(Extracted data entries)
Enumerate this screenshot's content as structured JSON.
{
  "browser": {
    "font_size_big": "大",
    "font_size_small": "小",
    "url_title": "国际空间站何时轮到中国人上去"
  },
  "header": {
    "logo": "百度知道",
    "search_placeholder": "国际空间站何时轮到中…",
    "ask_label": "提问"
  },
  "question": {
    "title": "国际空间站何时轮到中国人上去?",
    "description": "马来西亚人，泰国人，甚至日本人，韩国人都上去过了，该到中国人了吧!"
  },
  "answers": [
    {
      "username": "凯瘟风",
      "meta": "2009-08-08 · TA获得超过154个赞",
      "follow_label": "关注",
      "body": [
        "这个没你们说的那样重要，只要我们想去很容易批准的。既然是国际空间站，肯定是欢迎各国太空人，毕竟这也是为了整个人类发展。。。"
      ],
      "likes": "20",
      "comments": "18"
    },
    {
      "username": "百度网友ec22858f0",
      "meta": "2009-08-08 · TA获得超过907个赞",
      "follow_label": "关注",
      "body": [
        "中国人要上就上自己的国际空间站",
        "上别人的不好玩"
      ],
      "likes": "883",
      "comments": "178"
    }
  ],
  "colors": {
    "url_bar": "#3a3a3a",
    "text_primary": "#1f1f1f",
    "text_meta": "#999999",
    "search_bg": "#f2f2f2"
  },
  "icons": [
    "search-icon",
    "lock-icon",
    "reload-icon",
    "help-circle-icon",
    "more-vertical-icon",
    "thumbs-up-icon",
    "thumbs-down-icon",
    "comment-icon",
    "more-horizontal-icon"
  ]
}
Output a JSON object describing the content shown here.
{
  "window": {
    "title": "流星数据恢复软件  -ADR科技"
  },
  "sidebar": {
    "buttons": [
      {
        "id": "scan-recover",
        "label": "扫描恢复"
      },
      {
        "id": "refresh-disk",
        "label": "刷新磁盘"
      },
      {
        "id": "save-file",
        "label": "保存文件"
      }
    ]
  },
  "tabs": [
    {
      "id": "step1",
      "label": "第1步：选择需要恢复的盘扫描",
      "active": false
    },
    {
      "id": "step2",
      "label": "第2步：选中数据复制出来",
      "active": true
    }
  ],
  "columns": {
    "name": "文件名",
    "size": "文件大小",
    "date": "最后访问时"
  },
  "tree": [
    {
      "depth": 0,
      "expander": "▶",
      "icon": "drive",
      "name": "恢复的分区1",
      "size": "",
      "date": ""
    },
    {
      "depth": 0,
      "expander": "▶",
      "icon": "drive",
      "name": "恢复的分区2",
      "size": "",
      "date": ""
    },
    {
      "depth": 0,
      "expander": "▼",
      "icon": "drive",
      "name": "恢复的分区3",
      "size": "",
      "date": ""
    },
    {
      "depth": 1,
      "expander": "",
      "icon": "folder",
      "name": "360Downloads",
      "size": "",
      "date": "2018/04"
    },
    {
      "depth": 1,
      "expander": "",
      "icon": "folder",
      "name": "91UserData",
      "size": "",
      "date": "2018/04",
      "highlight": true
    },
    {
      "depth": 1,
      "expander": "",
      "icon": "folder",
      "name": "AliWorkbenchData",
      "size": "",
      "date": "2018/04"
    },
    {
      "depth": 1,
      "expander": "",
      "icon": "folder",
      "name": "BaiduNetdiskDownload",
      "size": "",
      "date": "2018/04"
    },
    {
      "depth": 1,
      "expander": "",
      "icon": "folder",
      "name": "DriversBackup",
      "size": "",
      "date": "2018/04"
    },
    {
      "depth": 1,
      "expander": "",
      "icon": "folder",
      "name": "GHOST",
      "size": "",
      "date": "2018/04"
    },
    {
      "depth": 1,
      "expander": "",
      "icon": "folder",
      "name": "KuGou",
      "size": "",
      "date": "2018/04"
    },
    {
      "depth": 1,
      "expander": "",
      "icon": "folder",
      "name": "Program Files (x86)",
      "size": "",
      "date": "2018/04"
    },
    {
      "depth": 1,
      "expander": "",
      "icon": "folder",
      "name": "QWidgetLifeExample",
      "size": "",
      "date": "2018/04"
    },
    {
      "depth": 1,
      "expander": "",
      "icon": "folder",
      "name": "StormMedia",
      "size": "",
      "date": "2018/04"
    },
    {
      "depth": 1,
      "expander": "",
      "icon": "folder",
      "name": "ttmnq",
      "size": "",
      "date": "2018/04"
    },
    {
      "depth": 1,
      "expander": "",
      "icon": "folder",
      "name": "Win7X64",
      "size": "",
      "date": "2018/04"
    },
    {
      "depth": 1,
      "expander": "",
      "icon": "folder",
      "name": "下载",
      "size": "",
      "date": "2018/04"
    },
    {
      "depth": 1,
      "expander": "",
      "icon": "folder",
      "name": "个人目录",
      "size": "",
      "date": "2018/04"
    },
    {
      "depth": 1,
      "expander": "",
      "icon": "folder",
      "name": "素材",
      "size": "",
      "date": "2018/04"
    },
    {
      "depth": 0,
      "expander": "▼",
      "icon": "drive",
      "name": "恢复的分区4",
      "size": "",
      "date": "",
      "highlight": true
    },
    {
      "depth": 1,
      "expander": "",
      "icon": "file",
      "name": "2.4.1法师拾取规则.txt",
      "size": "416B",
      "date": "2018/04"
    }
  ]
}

### GOAL OF THE EXERCISE
Copy each line of the listing in which the word "content" can be found.

### WRITTEN ANSWER
Enumerate this screenshot's content as structured JSON.
Output a JSON object describing the content shown here.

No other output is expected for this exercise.